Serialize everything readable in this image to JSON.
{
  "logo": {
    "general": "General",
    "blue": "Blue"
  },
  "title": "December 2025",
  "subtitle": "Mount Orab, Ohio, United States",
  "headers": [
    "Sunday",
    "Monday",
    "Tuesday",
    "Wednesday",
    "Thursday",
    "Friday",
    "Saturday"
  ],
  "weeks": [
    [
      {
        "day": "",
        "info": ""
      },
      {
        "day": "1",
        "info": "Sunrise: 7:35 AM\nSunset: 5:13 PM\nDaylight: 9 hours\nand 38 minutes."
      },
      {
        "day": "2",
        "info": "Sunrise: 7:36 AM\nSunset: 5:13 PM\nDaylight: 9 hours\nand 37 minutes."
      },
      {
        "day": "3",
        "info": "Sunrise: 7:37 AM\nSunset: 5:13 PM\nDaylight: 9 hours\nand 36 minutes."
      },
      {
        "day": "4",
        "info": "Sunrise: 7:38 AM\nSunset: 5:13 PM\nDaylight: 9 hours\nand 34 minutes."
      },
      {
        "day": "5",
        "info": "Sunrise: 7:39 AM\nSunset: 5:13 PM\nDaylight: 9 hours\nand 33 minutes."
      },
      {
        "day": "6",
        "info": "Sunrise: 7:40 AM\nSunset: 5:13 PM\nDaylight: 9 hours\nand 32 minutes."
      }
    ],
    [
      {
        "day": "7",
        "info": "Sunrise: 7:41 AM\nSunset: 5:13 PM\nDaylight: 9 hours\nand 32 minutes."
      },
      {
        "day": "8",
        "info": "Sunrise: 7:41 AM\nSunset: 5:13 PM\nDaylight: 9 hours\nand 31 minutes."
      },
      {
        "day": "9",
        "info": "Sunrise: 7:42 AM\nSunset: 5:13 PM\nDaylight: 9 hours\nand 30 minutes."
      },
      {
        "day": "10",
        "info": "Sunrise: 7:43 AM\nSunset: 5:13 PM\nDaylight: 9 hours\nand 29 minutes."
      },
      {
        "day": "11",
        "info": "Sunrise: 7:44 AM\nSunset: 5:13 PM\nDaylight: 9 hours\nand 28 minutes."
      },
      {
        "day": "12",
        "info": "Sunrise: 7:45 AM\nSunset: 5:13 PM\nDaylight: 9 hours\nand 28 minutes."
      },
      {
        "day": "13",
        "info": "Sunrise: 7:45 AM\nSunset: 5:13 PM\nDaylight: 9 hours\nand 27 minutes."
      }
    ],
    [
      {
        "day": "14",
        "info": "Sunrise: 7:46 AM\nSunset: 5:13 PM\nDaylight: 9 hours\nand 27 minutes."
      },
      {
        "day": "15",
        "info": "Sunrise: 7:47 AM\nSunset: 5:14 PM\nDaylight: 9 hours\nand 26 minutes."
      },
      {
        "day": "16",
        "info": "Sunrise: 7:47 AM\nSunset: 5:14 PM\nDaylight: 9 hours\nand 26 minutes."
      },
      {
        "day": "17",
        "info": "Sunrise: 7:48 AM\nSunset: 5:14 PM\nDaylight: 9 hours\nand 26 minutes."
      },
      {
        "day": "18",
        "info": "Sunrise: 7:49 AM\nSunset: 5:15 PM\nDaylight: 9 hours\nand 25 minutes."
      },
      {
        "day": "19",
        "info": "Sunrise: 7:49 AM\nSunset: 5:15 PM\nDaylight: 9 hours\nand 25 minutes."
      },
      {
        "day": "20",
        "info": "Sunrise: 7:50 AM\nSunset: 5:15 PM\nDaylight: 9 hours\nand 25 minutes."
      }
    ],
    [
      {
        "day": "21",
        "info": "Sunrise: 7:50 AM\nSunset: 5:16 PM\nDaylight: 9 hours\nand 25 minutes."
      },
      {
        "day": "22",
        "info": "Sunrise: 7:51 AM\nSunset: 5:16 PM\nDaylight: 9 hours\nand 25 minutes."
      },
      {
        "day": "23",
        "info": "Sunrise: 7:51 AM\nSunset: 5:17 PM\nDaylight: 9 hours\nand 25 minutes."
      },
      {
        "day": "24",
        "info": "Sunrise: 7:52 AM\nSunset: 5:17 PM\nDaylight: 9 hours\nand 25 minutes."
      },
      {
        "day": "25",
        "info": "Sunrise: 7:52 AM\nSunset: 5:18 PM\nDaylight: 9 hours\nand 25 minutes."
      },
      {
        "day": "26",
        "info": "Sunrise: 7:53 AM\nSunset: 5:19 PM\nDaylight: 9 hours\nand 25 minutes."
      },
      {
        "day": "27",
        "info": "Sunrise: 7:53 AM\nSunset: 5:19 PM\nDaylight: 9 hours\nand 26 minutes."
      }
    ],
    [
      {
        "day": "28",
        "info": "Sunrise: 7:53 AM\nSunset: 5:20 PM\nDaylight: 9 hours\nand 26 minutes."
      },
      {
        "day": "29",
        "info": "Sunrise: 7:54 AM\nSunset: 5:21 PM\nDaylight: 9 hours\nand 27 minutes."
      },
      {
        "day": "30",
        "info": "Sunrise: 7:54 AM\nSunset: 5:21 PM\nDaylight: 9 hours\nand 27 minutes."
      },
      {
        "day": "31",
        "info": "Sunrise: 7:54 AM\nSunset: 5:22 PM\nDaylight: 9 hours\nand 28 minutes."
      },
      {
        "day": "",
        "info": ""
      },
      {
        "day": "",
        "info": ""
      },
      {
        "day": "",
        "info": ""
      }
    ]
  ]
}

▬▬▬▬▬▬

All of the records must be repeated exactly.

Serialize everything readable in this image to JSON.
{
  "logo": {
    "general": "General",
    "blue": "Blue"
  },
  "title": "December 2025",
  "subtitle": "Mount Orab, Ohio, United States",
  "headers": [
    "Sunday",
    "Monday",
    "Tuesday",
    "Wednesday",
    "Thursday",
    "Friday",
    "Saturday"
  ],
  "weeks": [
    [
      {
        "day": "",
        "info": ""
      },
      {
        "day": "1",
        "info": "Sunrise: 7:35 AM\nSunset: 5:13 PM\nDaylight: 9 hours\nand 38 minutes."
      },
      {
        "day": "2",
        "info": "Sunrise: 7:36 AM\nSunset: 5:13 PM\nDaylight: 9 hours\nand 37 minutes."
      },
      {
        "day": "3",
        "info": "Sunrise: 7:37 AM\nSunset: 5:13 PM\nDaylight: 9 hours\nand 36 minutes."
      },
      {
        "day": "4",
        "info": "Sunrise: 7:38 AM\nSunset: 5:13 PM\nDaylight: 9 hours\nand 34 minutes."
      },
      {
        "day": "5",
        "info": "Sunrise: 7:39 AM\nSunset: 5:13 PM\nDaylight: 9 hours\nand 33 minutes."
      },
      {
        "day": "6",
        "info": "Sunrise: 7:40 AM\nSunset: 5:13 PM\nDaylight: 9 hours\nand 32 minutes."
      }
    ],
    [
      {
        "day": "7",
        "info": "Sunrise: 7:41 AM\nSunset: 5:13 PM\nDaylight: 9 hours\nand 32 minutes."
      },
      {
        "day": "8",
        "info": "Sunrise: 7:41 AM\nSunset: 5:13 PM\nDaylight: 9 hours\nand 31 minutes."
      },
      {
        "day": "9",
        "info": "Sunrise: 7:42 AM\nSunset: 5:13 PM\nDaylight: 9 hours\nand 30 minutes."
      },
      {
        "day": "10",
        "info": "Sunrise: 7:43 AM\nSunset: 5:13 PM\nDaylight: 9 hours\nand 29 minutes."
      },
      {
        "day": "11",
        "info": "Sunrise: 7:44 AM\nSunset: 5:13 PM\nDaylight: 9 hours\nand 28 minutes."
      },
      {
        "day": "12",
        "info": "Sunrise: 7:45 AM\nSunset: 5:13 PM\nDaylight: 9 hours\nand 28 minutes."
      },
      {
        "day": "13",
        "info": "Sunrise: 7:45 AM\nSunset: 5:13 PM\nDaylight: 9 hours\nand 27 minutes."
      }
    ],
    [
      {
        "day": "14",
        "info": "Sunrise: 7:46 AM\nSunset: 5:13 PM\nDaylight: 9 hours\nand 27 minutes."
      },
      {
        "day": "15",
        "info": "Sunrise: 7:47 AM\nSunset: 5:14 PM\nDaylight: 9 hours\nand 26 minutes."
      },
      {
        "day": "16",
        "info": "Sunrise: 7:47 AM\nSunset: 5:14 PM\nDaylight: 9 hours\nand 26 minutes."
      },
      {
        "day": "17",
        "info": "Sunrise: 7:48 AM\nSunset: 5:14 PM\nDaylight: 9 hours\nand 26 minutes."
      },
      {
        "day": "18",
        "info": "Sunrise: 7:49 AM\nSunset: 5:15 PM\nDaylight: 9 hours\nand 25 minutes."
      },
      {
        "day": "19",
        "info": "Sunrise: 7:49 AM\nSunset: 5:15 PM\nDaylight: 9 hours\nand 25 minutes."
      },
      {
        "day": "20",
        "info": "Sunrise: 7:50 AM\nSunset: 5:15 PM\nDaylight: 9 hours\nand 25 minutes."
      }
    ],
    [
      {
        "day": "21",
        "info": "Sunrise: 7:50 AM\nSunset: 5:16 PM\nDaylight: 9 hours\nand 25 minutes."
      },
      {
        "day": "22",
        "info": "Sunrise: 7:51 AM\nSunset: 5:16 PM\nDaylight: 9 hours\nand 25 minutes."
      },
      {
        "day": "23",
        "info": "Sunrise: 7:51 AM\nSunset: 5:17 PM\nDaylight: 9 hours\nand 25 minutes."
      },
      {
        "day": "24",
        "info": "Sunrise: 7:52 AM\nSunset: 5:17 PM\nDaylight: 9 hours\nand 25 minutes."
      },
      {
        "day": "25",
        "info": "Sunrise: 7:52 AM\nSunset: 5:18 PM\nDaylight: 9 hours\nand 25 minutes."
      },
      {
        "day": "26",
        "info": "Sunrise: 7:53 AM\nSunset: 5:19 PM\nDaylight: 9 hours\nand 25 minutes."
      },
      {
        "day": "27",
        "info": "Sunrise: 7:53 AM\nSunset: 5:19 PM\nDaylight: 9 hours\nand 26 minutes."
      }
    ],
    [
      {
        "day": "28",
        "info": "Sunrise: 7:53 AM\nSunset: 5:20 PM\nDaylight: 9 hours\nand 26 minutes."
      },
      {
        "day": "29",
        "info": "Sunrise: 7:54 AM\nSunset: 5:21 PM\nDaylight: 9 hours\nand 27 minutes."
      },
      {
        "day": "30",
        "info": "Sunrise: 7:54 AM\nSunset: 5:21 PM\nDaylight: 9 hours\nand 27 minutes."
      },
      {
        "day": "31",
        "info": "Sunrise: 7:54 AM\nSunset: 5:22 PM\nDaylight: 9 hours\nand 28 minutes."
      },
      {
        "day": "",
        "info": ""
      },
      {
        "day": "",
        "info": ""
      },
      {
        "day": "",
        "info": ""
      }
    ]
  ]
}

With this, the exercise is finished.